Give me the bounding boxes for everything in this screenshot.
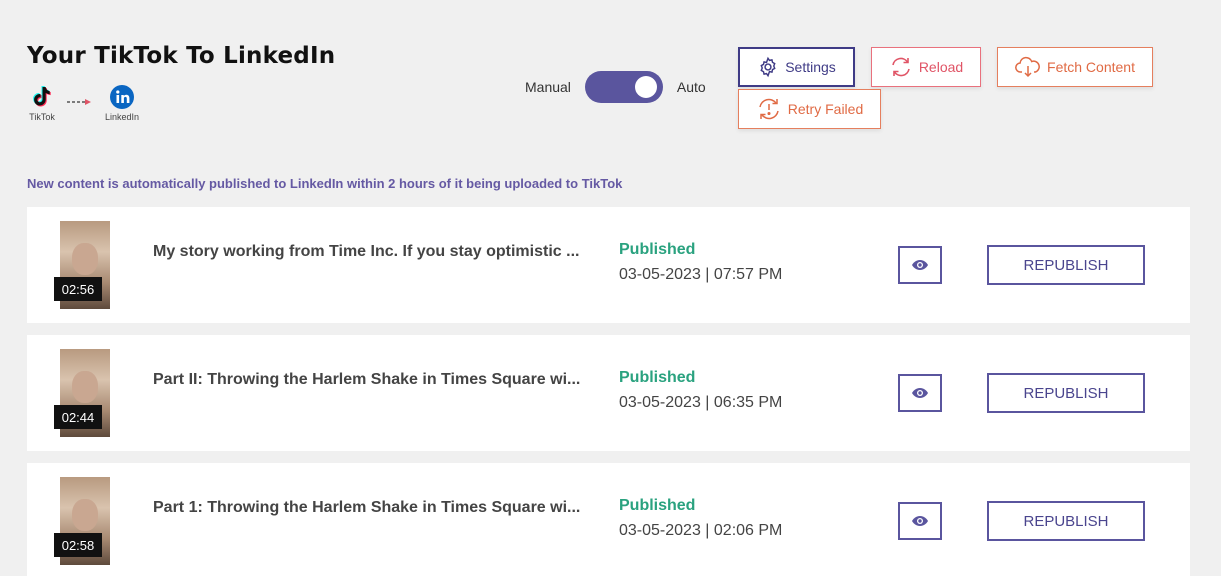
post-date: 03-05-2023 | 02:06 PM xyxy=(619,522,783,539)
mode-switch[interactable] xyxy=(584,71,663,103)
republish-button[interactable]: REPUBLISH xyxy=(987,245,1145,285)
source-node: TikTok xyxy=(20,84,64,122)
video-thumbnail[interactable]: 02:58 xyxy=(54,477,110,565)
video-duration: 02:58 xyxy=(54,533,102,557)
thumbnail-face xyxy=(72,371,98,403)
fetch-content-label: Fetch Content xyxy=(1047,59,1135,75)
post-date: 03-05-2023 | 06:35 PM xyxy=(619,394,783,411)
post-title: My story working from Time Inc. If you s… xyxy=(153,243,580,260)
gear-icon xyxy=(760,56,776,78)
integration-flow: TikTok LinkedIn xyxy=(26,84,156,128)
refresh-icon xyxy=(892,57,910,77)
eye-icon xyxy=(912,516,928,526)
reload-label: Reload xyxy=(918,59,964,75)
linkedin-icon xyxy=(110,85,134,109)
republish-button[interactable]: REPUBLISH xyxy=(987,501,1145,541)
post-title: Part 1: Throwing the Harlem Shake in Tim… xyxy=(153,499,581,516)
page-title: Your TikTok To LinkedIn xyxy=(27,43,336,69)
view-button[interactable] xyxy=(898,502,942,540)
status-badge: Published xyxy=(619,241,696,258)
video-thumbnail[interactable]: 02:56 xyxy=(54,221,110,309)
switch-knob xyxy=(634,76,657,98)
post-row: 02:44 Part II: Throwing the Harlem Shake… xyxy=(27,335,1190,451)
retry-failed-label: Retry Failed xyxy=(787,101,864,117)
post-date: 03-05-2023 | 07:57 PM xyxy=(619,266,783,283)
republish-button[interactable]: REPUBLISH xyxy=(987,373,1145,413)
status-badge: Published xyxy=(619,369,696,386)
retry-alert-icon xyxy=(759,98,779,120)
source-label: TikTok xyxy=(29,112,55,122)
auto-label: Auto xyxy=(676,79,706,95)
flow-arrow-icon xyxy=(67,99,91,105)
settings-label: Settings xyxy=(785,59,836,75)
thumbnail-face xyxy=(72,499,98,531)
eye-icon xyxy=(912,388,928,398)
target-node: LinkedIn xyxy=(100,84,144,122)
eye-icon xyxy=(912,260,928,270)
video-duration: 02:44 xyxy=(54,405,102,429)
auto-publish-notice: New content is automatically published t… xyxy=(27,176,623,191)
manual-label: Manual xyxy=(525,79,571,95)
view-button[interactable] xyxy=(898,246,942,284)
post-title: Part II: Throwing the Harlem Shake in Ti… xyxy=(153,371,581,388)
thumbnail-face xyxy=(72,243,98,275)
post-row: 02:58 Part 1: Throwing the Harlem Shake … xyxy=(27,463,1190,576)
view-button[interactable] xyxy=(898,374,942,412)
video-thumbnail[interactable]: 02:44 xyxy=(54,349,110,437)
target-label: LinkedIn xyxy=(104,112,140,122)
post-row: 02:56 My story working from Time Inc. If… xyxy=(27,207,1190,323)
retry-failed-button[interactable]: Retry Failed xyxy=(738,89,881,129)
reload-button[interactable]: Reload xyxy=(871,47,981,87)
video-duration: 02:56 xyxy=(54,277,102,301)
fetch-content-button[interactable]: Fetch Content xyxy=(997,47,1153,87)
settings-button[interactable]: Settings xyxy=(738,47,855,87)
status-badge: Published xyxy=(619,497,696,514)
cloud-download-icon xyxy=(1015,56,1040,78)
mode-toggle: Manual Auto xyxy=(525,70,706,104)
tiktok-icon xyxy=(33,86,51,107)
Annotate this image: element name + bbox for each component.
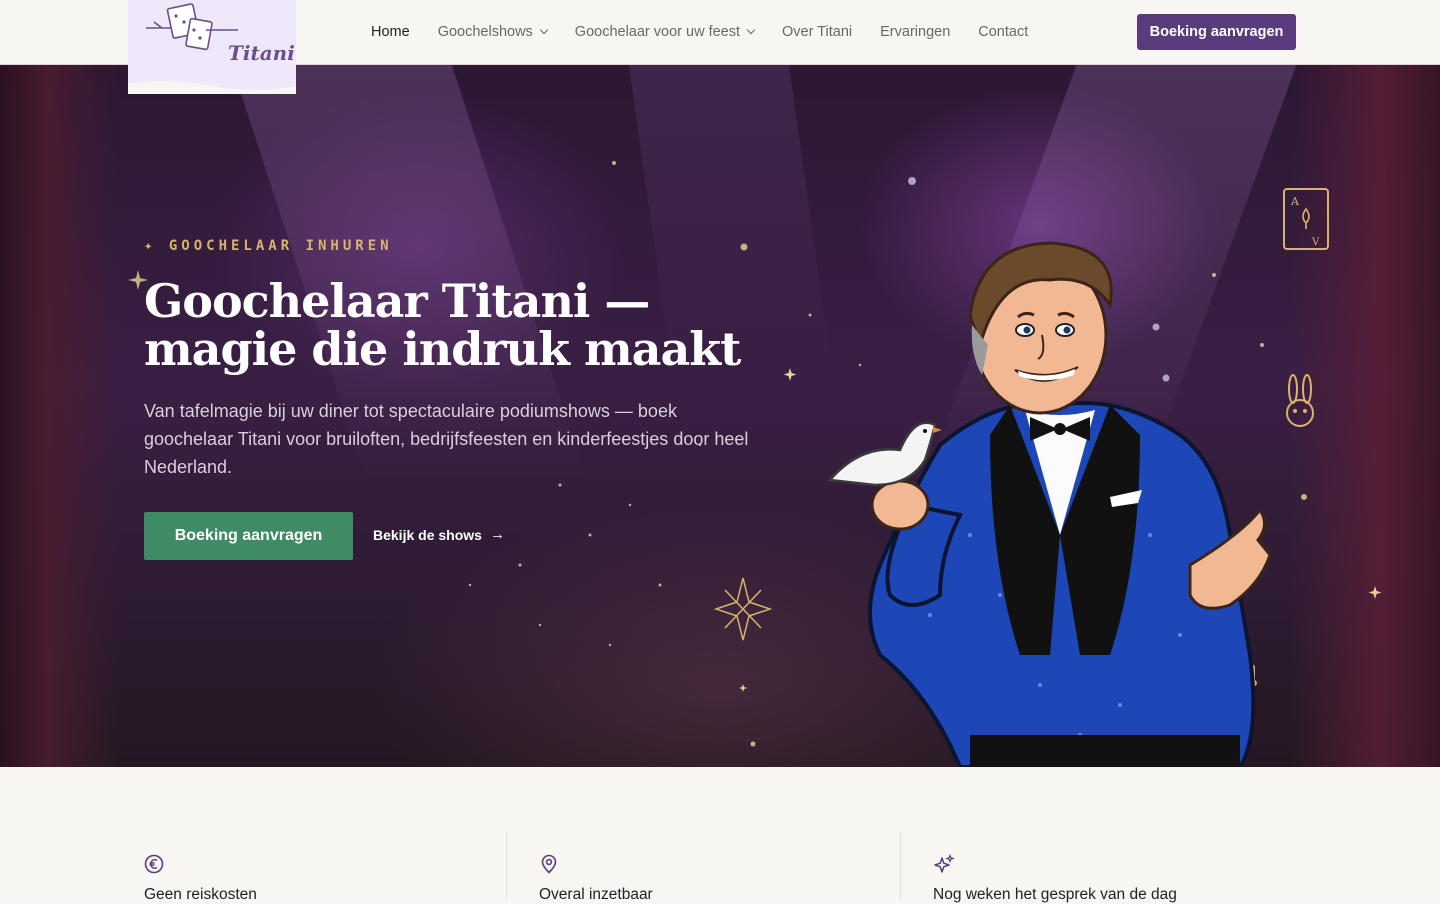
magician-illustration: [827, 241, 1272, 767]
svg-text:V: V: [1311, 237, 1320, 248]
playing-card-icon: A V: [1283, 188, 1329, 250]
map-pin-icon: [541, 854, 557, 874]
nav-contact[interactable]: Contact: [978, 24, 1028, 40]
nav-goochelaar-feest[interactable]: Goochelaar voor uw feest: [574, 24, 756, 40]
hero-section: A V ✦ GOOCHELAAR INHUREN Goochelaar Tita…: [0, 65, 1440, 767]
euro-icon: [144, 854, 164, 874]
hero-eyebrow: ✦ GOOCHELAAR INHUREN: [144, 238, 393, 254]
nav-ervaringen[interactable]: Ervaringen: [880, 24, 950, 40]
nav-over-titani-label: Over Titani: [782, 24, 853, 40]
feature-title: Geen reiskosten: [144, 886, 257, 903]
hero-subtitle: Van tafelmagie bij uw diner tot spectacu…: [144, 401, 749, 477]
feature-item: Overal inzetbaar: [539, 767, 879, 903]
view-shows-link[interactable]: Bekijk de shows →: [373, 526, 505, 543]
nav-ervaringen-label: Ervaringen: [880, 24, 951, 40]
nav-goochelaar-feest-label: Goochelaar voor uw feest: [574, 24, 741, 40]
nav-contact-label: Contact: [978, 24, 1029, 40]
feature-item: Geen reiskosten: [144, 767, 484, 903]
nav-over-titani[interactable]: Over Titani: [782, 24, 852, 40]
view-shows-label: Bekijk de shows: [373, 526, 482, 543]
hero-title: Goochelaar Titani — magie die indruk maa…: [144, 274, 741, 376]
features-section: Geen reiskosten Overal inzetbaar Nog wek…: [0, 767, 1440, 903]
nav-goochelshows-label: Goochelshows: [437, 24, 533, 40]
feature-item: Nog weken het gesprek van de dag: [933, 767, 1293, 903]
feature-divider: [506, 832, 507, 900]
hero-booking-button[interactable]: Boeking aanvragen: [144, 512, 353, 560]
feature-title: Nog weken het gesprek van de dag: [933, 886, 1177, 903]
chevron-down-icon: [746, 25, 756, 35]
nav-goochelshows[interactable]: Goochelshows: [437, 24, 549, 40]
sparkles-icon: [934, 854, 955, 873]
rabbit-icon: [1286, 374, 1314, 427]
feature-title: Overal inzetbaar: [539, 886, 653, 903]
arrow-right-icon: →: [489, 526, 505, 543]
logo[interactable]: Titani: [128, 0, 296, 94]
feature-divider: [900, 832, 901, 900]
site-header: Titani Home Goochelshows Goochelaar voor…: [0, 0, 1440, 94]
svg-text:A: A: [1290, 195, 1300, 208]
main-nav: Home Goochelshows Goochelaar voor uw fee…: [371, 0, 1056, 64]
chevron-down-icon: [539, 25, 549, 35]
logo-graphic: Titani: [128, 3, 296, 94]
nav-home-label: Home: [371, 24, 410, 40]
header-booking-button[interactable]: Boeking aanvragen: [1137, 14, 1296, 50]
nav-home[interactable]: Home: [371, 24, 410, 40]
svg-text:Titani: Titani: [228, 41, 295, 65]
******************************
Task objective => Reproduce every item with each "eye-icon" changed to "preview-icon" and everything else left unchanged. Omit the pictures from your output.

Final result =>
Give me the bounding boxes for everything in this screenshot.
post-date: 03-05-2023 | 02:06 PM xyxy=(619,522,783,539)
mode-switch[interactable] xyxy=(584,71,663,103)
republish-button[interactable]: REPUBLISH xyxy=(987,245,1145,285)
source-node: TikTok xyxy=(20,84,64,122)
video-thumbnail[interactable]: 02:58 xyxy=(54,477,110,565)
video-duration: 02:58 xyxy=(54,533,102,557)
thumbnail-face xyxy=(72,371,98,403)
fetch-content-label: Fetch Content xyxy=(1047,59,1135,75)
post-date: 03-05-2023 | 06:35 PM xyxy=(619,394,783,411)
post-title: My story working from Time Inc. If you s… xyxy=(153,243,580,260)
gear-icon xyxy=(760,56,776,78)
integration-flow: TikTok LinkedIn xyxy=(26,84,156,128)
refresh-icon xyxy=(892,57,910,77)
preview-icon xyxy=(912,516,928,526)
reload-label: Reload xyxy=(918,59,964,75)
linkedin-icon xyxy=(110,85,134,109)
republish-button[interactable]: REPUBLISH xyxy=(987,501,1145,541)
post-title: Part 1: Throwing the Harlem Shake in Tim… xyxy=(153,499,581,516)
page-title: Your TikTok To LinkedIn xyxy=(27,43,336,69)
view-button[interactable] xyxy=(898,502,942,540)
status-badge: Published xyxy=(619,241,696,258)
video-thumbnail[interactable]: 02:56 xyxy=(54,221,110,309)
switch-knob xyxy=(634,76,657,98)
post-row: 02:44 Part II: Throwing the Harlem Shake… xyxy=(27,335,1190,451)
retry-failed-label: Retry Failed xyxy=(787,101,864,117)
post-date: 03-05-2023 | 07:57 PM xyxy=(619,266,783,283)
republish-button[interactable]: REPUBLISH xyxy=(987,373,1145,413)
status-badge: Published xyxy=(619,369,696,386)
retry-alert-icon xyxy=(759,98,779,120)
source-label: TikTok xyxy=(29,112,55,122)
auto-label: Auto xyxy=(676,79,706,95)
flow-arrow-icon xyxy=(67,99,91,105)
settings-label: Settings xyxy=(785,59,836,75)
thumbnail-face xyxy=(72,499,98,531)
preview-icon xyxy=(912,388,928,398)
target-node: LinkedIn xyxy=(100,84,144,122)
preview-icon xyxy=(912,260,928,270)
video-duration: 02:44 xyxy=(54,405,102,429)
auto-publish-notice: New content is automatically published t… xyxy=(27,176,623,191)
manual-label: Manual xyxy=(525,79,571,95)
view-button[interactable] xyxy=(898,246,942,284)
post-title: Part II: Throwing the Harlem Shake in Ti… xyxy=(153,371,581,388)
thumbnail-face xyxy=(72,243,98,275)
post-row: 02:58 Part 1: Throwing the Harlem Shake … xyxy=(27,463,1190,576)
view-button[interactable] xyxy=(898,374,942,412)
video-thumbnail[interactable]: 02:44 xyxy=(54,349,110,437)
target-label: LinkedIn xyxy=(104,112,140,122)
post-row: 02:56 My story working from Time Inc. If… xyxy=(27,207,1190,323)
retry-failed-button[interactable]: Retry Failed xyxy=(738,89,881,129)
reload-button[interactable]: Reload xyxy=(871,47,981,87)
video-duration: 02:56 xyxy=(54,277,102,301)
fetch-content-button[interactable]: Fetch Content xyxy=(997,47,1153,87)
settings-button[interactable]: Settings xyxy=(738,47,855,87)
status-badge: Published xyxy=(619,497,696,514)
cloud-download-icon xyxy=(1015,56,1040,78)
mode-toggle: Manual Auto xyxy=(525,70,706,104)
tiktok-icon xyxy=(33,86,51,107)
Annotate this image: element name + bbox for each component.
magician-illustration: [827, 241, 1272, 767]
svg-text:V: V: [1311, 237, 1320, 248]
playing-card-icon: A V: [1283, 188, 1329, 250]
map-pin-icon: [541, 854, 557, 874]
nav-contact[interactable]: Contact: [978, 24, 1028, 40]
nav-goochelaar-feest[interactable]: Goochelaar voor uw feest: [574, 24, 756, 40]
hero-section: A V ✦ GOOCHELAAR INHUREN Goochelaar Tita…: [0, 65, 1440, 767]
euro-icon: [144, 854, 164, 874]
hero-eyebrow: ✦ GOOCHELAAR INHUREN: [144, 238, 393, 254]
nav-ervaringen[interactable]: Ervaringen: [880, 24, 950, 40]
nav-over-titani-label: Over Titani: [782, 24, 853, 40]
feature-title: Geen reiskosten: [144, 886, 257, 903]
hero-subtitle: Van tafelmagie bij uw diner tot spectacu…: [144, 401, 749, 477]
feature-item: Overal inzetbaar: [539, 767, 879, 903]
view-shows-link[interactable]: Bekijk de shows →: [373, 526, 505, 543]
nav-ervaringen-label: Ervaringen: [880, 24, 951, 40]
nav-goochelaar-feest-label: Goochelaar voor uw feest: [574, 24, 741, 40]
nav-contact-label: Contact: [978, 24, 1029, 40]
feature-item: Geen reiskosten: [144, 767, 484, 903]
nav-over-titani[interactable]: Over Titani: [782, 24, 852, 40]
view-shows-label: Bekijk de shows: [373, 526, 482, 543]
hero-title: Goochelaar Titani — magie die indruk maa…: [144, 274, 741, 376]
features-section: Geen reiskosten Overal inzetbaar Nog wek…: [0, 767, 1440, 903]
nav-goochelshows-label: Goochelshows: [437, 24, 533, 40]
feature-item: Nog weken het gesprek van de dag: [933, 767, 1293, 903]
feature-divider: [506, 832, 507, 900]
hero-booking-button[interactable]: Boeking aanvragen: [144, 512, 353, 560]
feature-title: Nog weken het gesprek van de dag: [933, 886, 1177, 903]
chevron-down-icon: [746, 25, 756, 35]
nav-goochelshows[interactable]: Goochelshows: [437, 24, 549, 40]
sparkles-icon: [934, 854, 955, 873]
rabbit-icon: [1286, 374, 1314, 427]
feature-title: Overal inzetbaar: [539, 886, 653, 903]
arrow-right-icon: →: [489, 526, 505, 543]
logo[interactable]: Titani: [128, 0, 296, 94]
feature-divider: [900, 832, 901, 900]
site-header: Titani Home Goochelshows Goochelaar voor…: [0, 0, 1440, 94]
svg-text:A: A: [1290, 195, 1300, 208]
main-nav: Home Goochelshows Goochelaar voor uw fee…: [371, 0, 1056, 64]
chevron-down-icon: [539, 25, 549, 35]
logo-graphic: Titani: [128, 3, 296, 94]
nav-home-label: Home: [371, 24, 410, 40]
header-booking-button[interactable]: Boeking aanvragen: [1137, 14, 1296, 50]
nav-home[interactable]: Home: [371, 24, 410, 40]
svg-text:Titani: Titani: [228, 41, 295, 65]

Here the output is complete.